▶ Stated task:
Exactly the lines from the line containing "Read this page and output its text content." through the final line of the entries below must be returned, and only those, without pictures.

--*--

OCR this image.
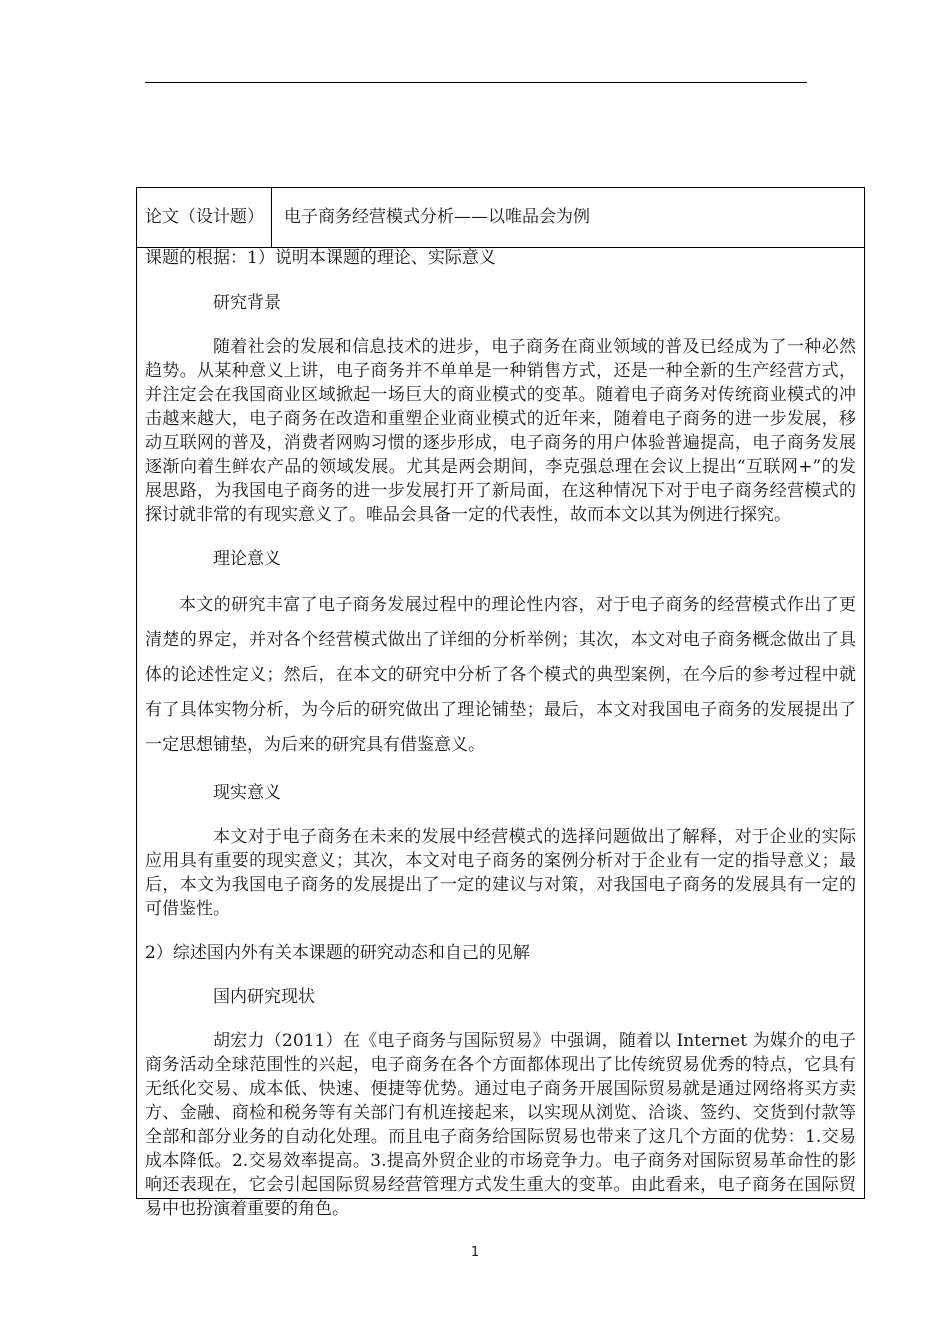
论文（设计题）	电子商务经营模式分析——以唯品会为例

课题的根据：1）说明本课题的理论、实际意义

研究背景

随着社会的发展和信息技术的进步，电子商务在商业领域的普及已经成为了一种必然趋势。从某种意义上讲，电子商务并不单单是一种销售方式，还是一种全新的生产经营方式，并注定会在我国商业区域掀起一场巨大的商业模式的变革。随着电子商务对传统商业模式的冲击越来越大，电子商务在改造和重塑企业商业模式的近年来，随着电子商务的进一步发展，移动互联网的普及，消费者网购习惯的逐步形成，电子商务的用户体验普遍提高，电子商务发展逐渐向着生鲜农产品的领域发展。尤其是两会期间，李克强总理在会议上提出“互联网+”的发展思路，为我国电子商务的进一步发展打开了新局面，在这种情况下对于电子商务经营模式的探讨就非常的有现实意义了。唯品会具备一定的代表性，故而本文以其为例进行探究。

理论意义

本文的研究丰富了电子商务发展过程中的理论性内容，对于电子商务的经营模式作出了更清楚的界定，并对各个经营模式做出了详细的分析举例；其次，本文对电子商务概念做出了具体的论述性定义；然后，在本文的研究中分析了各个模式的典型案例，在今后的参考过程中就有了具体实物分析，为今后的研究做出了理论铺垫；最后，本文对我国电子商务的发展提出了一定思想铺垫，为后来的研究具有借鉴意义。

现实意义

本文对于电子商务在未来的发展中经营模式的选择问题做出了解释，对于企业的实际应用具有重要的现实意义；其次，本文对电子商务的案例分析对于企业有一定的指导意义；最后，本文为我国电子商务的发展提出了一定的建议与对策，对我国电子商务的发展具有一定的可借鉴性。

2）综述国内外有关本课题的研究动态和自己的见解

国内研究现状

胡宏力（2011）在《电子商务与国际贸易》中强调，随着以 Internet 为媒介的电子商务活动全球范围性的兴起，电子商务在各个方面都体现出了比传统贸易优秀的特点，它具有无纸化交易、成本低、快速、便捷等优势。通过电子商务开展国际贸易就是通过网络将买方卖方、金融、商检和税务等有关部门有机连接起来，以实现从浏览、洽谈、签约、交货到付款等全部和部分业务的自动化处理。而且电子商务给国际贸易也带来了这几个方面的优势：1.交易成本降低。2.交易效率提高。3.提高外贸企业的市场竞争力。电子商务对国际贸易革命性的影响还表现在，它会引起国际贸易经营管理方式发生重大的变革。由此看来，电子商务在国际贸易中也扮演着重要的角色。

1
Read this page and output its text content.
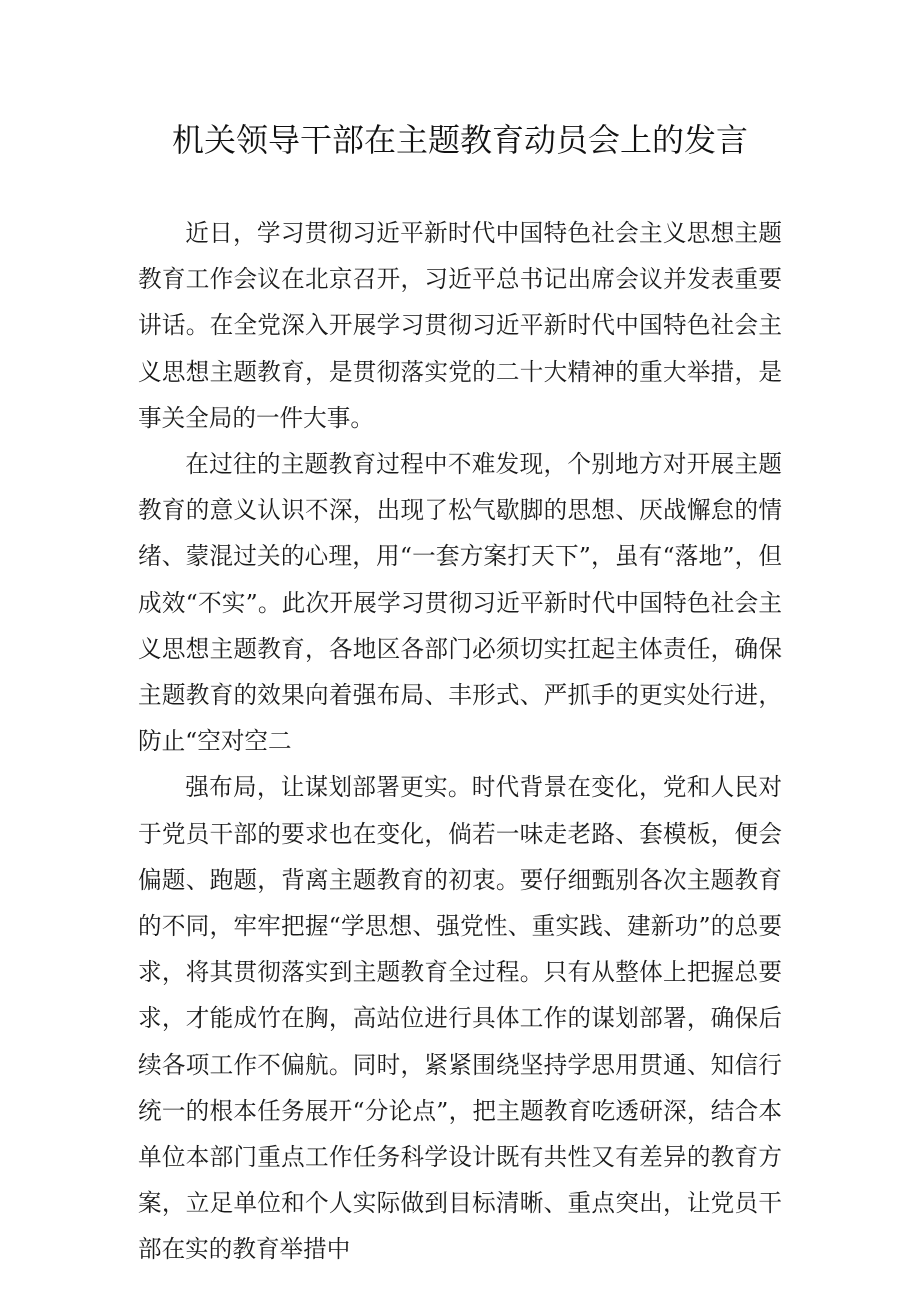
机关领导干部在主题教育动员会上的发言

近日，学习贯彻习近平新时代中国特色社会主义思想主题教育工作会议在北京召开，习近平总书记出席会议并发表重要讲话。在全党深入开展学习贯彻习近平新时代中国特色社会主义思想主题教育，是贯彻落实党的二十大精神的重大举措，是事关全局的一件大事。

在过往的主题教育过程中不难发现，个别地方对开展主题教育的意义认识不深，出现了松气歇脚的思想、厌战懈怠的情绪、蒙混过关的心理，用“一套方案打天下”，虽有“落地”，但成效“不实”。此次开展学习贯彻习近平新时代中国特色社会主义思想主题教育，各地区各部门必须切实扛起主体责任，确保主题教育的效果向着强布局、丰形式、严抓手的更实处行进，防止“空对空二

强布局，让谋划部署更实。时代背景在变化，党和人民对于党员干部的要求也在变化，倘若一味走老路、套模板，便会偏题、跑题，背离主题教育的初衷。要仔细甄别各次主题教育的不同，牢牢把握“学思想、强党性、重实践、建新功”的总要求，将其贯彻落实到主题教育全过程。只有从整体上把握总要求，才能成竹在胸，高站位进行具体工作的谋划部署，确保后续各项工作不偏航。同时，紧紧围绕坚持学思用贯通、知信行统一的根本任务展开“分论点”，把主题教育吃透研深，结合本单位本部门重点工作任务科学设计既有共性又有差异的教育方案，立足单位和个人实际做到目标清晰、重点突出，让党员干部在实的教育举措中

--*--

▶ The result:
Read this page and output its text content.
机关领导干部在主题教育动员会上的发言

近日，学习贯彻习近平新时代中国特色社会主义思想主题教育工作会议在北京召开，习近平总书记出席会议并发表重要讲话。在全党深入开展学习贯彻习近平新时代中国特色社会主义思想主题教育，是贯彻落实党的二十大精神的重大举措，是事关全局的一件大事。

在过往的主题教育过程中不难发现，个别地方对开展主题教育的意义认识不深，出现了松气歇脚的思想、厌战懈怠的情绪、蒙混过关的心理，用“一套方案打天下”，虽有“落地”，但成效“不实”。此次开展学习贯彻习近平新时代中国特色社会主义思想主题教育，各地区各部门必须切实扛起主体责任，确保主题教育的效果向着强布局、丰形式、严抓手的更实处行进，防止“空对空二

强布局，让谋划部署更实。时代背景在变化，党和人民对于党员干部的要求也在变化，倘若一味走老路、套模板，便会偏题、跑题，背离主题教育的初衷。要仔细甄别各次主题教育的不同，牢牢把握“学思想、强党性、重实践、建新功”的总要求，将其贯彻落实到主题教育全过程。只有从整体上把握总要求，才能成竹在胸，高站位进行具体工作的谋划部署，确保后续各项工作不偏航。同时，紧紧围绕坚持学思用贯通、知信行统一的根本任务展开“分论点”，把主题教育吃透研深，结合本单位本部门重点工作任务科学设计既有共性又有差异的教育方案，立足单位和个人实际做到目标清晰、重点突出，让党员干部在实的教育举措中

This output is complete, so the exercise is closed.